--- start ---

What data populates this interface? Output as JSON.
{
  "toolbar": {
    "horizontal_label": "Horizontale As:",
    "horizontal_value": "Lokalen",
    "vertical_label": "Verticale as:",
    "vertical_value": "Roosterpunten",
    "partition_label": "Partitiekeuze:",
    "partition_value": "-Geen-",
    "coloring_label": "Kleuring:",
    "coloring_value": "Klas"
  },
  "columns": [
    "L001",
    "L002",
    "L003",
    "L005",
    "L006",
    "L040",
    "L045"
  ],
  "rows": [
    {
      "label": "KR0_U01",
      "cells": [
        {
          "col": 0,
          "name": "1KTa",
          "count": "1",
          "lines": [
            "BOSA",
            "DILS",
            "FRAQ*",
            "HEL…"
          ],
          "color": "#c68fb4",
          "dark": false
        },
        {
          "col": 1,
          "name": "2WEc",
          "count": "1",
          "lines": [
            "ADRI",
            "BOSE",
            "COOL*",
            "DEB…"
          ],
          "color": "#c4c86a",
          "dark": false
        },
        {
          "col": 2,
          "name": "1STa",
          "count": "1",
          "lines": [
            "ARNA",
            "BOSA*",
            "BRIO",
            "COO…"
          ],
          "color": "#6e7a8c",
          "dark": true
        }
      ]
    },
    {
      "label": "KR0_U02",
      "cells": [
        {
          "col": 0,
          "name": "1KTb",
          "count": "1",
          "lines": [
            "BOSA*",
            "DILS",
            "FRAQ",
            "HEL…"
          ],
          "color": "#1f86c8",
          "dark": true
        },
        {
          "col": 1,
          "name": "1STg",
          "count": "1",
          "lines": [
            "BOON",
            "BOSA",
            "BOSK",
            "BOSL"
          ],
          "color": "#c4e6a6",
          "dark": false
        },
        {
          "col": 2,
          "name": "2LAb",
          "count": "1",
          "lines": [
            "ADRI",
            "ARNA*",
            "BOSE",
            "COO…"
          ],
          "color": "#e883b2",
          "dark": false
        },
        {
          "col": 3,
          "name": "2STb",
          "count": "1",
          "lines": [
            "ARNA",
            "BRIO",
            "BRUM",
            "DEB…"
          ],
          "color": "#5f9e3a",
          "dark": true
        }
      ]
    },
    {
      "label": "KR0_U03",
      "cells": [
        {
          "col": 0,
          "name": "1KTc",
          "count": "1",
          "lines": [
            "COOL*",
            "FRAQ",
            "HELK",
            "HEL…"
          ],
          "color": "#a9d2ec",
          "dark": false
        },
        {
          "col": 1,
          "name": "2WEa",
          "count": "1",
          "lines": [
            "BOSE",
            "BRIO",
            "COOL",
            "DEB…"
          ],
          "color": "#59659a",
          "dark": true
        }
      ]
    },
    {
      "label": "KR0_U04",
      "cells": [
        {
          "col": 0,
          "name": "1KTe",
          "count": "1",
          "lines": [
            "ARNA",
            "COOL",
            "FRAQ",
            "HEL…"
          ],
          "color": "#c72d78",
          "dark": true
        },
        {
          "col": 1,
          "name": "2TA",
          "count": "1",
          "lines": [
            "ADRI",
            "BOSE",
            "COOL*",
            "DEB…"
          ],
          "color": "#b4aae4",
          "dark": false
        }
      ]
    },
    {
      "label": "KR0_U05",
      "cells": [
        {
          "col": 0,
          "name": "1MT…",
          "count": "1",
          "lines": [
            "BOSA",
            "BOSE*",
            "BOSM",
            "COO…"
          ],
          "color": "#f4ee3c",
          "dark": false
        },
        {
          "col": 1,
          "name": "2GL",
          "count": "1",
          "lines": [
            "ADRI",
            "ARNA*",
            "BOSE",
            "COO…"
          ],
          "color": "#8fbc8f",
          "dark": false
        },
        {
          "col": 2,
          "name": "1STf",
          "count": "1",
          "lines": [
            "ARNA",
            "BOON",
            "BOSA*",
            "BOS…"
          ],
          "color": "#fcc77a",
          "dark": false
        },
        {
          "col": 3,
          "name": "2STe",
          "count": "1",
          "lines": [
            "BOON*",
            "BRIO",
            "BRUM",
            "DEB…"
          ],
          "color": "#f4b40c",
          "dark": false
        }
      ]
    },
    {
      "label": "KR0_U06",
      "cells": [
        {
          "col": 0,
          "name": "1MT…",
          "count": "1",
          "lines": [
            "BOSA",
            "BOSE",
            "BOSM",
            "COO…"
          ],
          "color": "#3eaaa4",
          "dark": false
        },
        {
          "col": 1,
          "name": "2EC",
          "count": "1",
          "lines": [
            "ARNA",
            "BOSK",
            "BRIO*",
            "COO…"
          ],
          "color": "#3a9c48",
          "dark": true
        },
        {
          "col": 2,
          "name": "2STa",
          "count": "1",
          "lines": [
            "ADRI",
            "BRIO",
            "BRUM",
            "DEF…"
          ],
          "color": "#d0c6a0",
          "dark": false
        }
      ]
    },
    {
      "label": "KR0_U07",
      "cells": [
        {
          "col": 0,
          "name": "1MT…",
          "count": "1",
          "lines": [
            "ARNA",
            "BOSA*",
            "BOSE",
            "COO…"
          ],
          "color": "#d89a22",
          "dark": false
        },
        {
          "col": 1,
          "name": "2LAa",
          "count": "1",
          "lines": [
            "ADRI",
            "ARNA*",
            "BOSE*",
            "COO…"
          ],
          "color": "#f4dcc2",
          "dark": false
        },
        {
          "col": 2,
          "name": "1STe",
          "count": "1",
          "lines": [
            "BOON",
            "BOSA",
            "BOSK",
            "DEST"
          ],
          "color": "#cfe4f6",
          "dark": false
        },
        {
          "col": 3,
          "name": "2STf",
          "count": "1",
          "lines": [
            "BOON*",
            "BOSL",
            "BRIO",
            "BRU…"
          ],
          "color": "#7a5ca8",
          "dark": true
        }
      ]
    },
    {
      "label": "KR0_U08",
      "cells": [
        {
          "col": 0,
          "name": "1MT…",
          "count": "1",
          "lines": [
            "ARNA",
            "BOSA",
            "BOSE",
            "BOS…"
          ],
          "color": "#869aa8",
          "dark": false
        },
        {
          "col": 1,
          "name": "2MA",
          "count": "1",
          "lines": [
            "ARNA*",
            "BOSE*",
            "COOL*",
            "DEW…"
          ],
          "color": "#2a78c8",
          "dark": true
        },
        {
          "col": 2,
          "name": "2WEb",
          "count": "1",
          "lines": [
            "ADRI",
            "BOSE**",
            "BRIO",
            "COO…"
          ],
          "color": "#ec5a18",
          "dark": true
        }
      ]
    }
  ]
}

--- end ---

DESCRIPTION OF THE TASK » Print out every entry, keeping each one exact.

WRITTEN RESPONSE »
What data populates this interface? Output as JSON.
{
  "toolbar": {
    "horizontal_label": "Horizontale As:",
    "horizontal_value": "Lokalen",
    "vertical_label": "Verticale as:",
    "vertical_value": "Roosterpunten",
    "partition_label": "Partitiekeuze:",
    "partition_value": "-Geen-",
    "coloring_label": "Kleuring:",
    "coloring_value": "Klas"
  },
  "columns": [
    "L001",
    "L002",
    "L003",
    "L005",
    "L006",
    "L040",
    "L045"
  ],
  "rows": [
    {
      "label": "KR0_U01",
      "cells": [
        {
          "col": 0,
          "name": "1KTa",
          "count": "1",
          "lines": [
            "BOSA",
            "DILS",
            "FRAQ*",
            "HEL…"
          ],
          "color": "#c68fb4",
          "dark": false
        },
        {
          "col": 1,
          "name": "2WEc",
          "count": "1",
          "lines": [
            "ADRI",
            "BOSE",
            "COOL*",
            "DEB…"
          ],
          "color": "#c4c86a",
          "dark": false
        },
        {
          "col": 2,
          "name": "1STa",
          "count": "1",
          "lines": [
            "ARNA",
            "BOSA*",
            "BRIO",
            "COO…"
          ],
          "color": "#6e7a8c",
          "dark": true
        }
      ]
    },
    {
      "label": "KR0_U02",
      "cells": [
        {
          "col": 0,
          "name": "1KTb",
          "count": "1",
          "lines": [
            "BOSA*",
            "DILS",
            "FRAQ",
            "HEL…"
          ],
          "color": "#1f86c8",
          "dark": true
        },
        {
          "col": 1,
          "name": "1STg",
          "count": "1",
          "lines": [
            "BOON",
            "BOSA",
            "BOSK",
            "BOSL"
          ],
          "color": "#c4e6a6",
          "dark": false
        },
        {
          "col": 2,
          "name": "2LAb",
          "count": "1",
          "lines": [
            "ADRI",
            "ARNA*",
            "BOSE",
            "COO…"
          ],
          "color": "#e883b2",
          "dark": false
        },
        {
          "col": 3,
          "name": "2STb",
          "count": "1",
          "lines": [
            "ARNA",
            "BRIO",
            "BRUM",
            "DEB…"
          ],
          "color": "#5f9e3a",
          "dark": true
        }
      ]
    },
    {
      "label": "KR0_U03",
      "cells": [
        {
          "col": 0,
          "name": "1KTc",
          "count": "1",
          "lines": [
            "COOL*",
            "FRAQ",
            "HELK",
            "HEL…"
          ],
          "color": "#a9d2ec",
          "dark": false
        },
        {
          "col": 1,
          "name": "2WEa",
          "count": "1",
          "lines": [
            "BOSE",
            "BRIO",
            "COOL",
            "DEB…"
          ],
          "color": "#59659a",
          "dark": true
        }
      ]
    },
    {
      "label": "KR0_U04",
      "cells": [
        {
          "col": 0,
          "name": "1KTe",
          "count": "1",
          "lines": [
            "ARNA",
            "COOL",
            "FRAQ",
            "HEL…"
          ],
          "color": "#c72d78",
          "dark": true
        },
        {
          "col": 1,
          "name": "2TA",
          "count": "1",
          "lines": [
            "ADRI",
            "BOSE",
            "COOL*",
            "DEB…"
          ],
          "color": "#b4aae4",
          "dark": false
        }
      ]
    },
    {
      "label": "KR0_U05",
      "cells": [
        {
          "col": 0,
          "name": "1MT…",
          "count": "1",
          "lines": [
            "BOSA",
            "BOSE*",
            "BOSM",
            "COO…"
          ],
          "color": "#f4ee3c",
          "dark": false
        },
        {
          "col": 1,
          "name": "2GL",
          "count": "1",
          "lines": [
            "ADRI",
            "ARNA*",
            "BOSE",
            "COO…"
          ],
          "color": "#8fbc8f",
          "dark": false
        },
        {
          "col": 2,
          "name": "1STf",
          "count": "1",
          "lines": [
            "ARNA",
            "BOON",
            "BOSA*",
            "BOS…"
          ],
          "color": "#fcc77a",
          "dark": false
        },
        {
          "col": 3,
          "name": "2STe",
          "count": "1",
          "lines": [
            "BOON*",
            "BRIO",
            "BRUM",
            "DEB…"
          ],
          "color": "#f4b40c",
          "dark": false
        }
      ]
    },
    {
      "label": "KR0_U06",
      "cells": [
        {
          "col": 0,
          "name": "1MT…",
          "count": "1",
          "lines": [
            "BOSA",
            "BOSE",
            "BOSM",
            "COO…"
          ],
          "color": "#3eaaa4",
          "dark": false
        },
        {
          "col": 1,
          "name": "2EC",
          "count": "1",
          "lines": [
            "ARNA",
            "BOSK",
            "BRIO*",
            "COO…"
          ],
          "color": "#3a9c48",
          "dark": true
        },
        {
          "col": 2,
          "name": "2STa",
          "count": "1",
          "lines": [
            "ADRI",
            "BRIO",
            "BRUM",
            "DEF…"
          ],
          "color": "#d0c6a0",
          "dark": false
        }
      ]
    },
    {
      "label": "KR0_U07",
      "cells": [
        {
          "col": 0,
          "name": "1MT…",
          "count": "1",
          "lines": [
            "ARNA",
            "BOSA*",
            "BOSE",
            "COO…"
          ],
          "color": "#d89a22",
          "dark": false
        },
        {
          "col": 1,
          "name": "2LAa",
          "count": "1",
          "lines": [
            "ADRI",
            "ARNA*",
            "BOSE*",
            "COO…"
          ],
          "color": "#f4dcc2",
          "dark": false
        },
        {
          "col": 2,
          "name": "1STe",
          "count": "1",
          "lines": [
            "BOON",
            "BOSA",
            "BOSK",
            "DEST"
          ],
          "color": "#cfe4f6",
          "dark": false
        },
        {
          "col": 3,
          "name": "2STf",
          "count": "1",
          "lines": [
            "BOON*",
            "BOSL",
            "BRIO",
            "BRU…"
          ],
          "color": "#7a5ca8",
          "dark": true
        }
      ]
    },
    {
      "label": "KR0_U08",
      "cells": [
        {
          "col": 0,
          "name": "1MT…",
          "count": "1",
          "lines": [
            "ARNA",
            "BOSA",
            "BOSE",
            "BOS…"
          ],
          "color": "#869aa8",
          "dark": false
        },
        {
          "col": 1,
          "name": "2MA",
          "count": "1",
          "lines": [
            "ARNA*",
            "BOSE*",
            "COOL*",
            "DEW…"
          ],
          "color": "#2a78c8",
          "dark": true
        },
        {
          "col": 2,
          "name": "2WEb",
          "count": "1",
          "lines": [
            "ADRI",
            "BOSE**",
            "BRIO",
            "COO…"
          ],
          "color": "#ec5a18",
          "dark": true
        }
      ]
    }
  ]
}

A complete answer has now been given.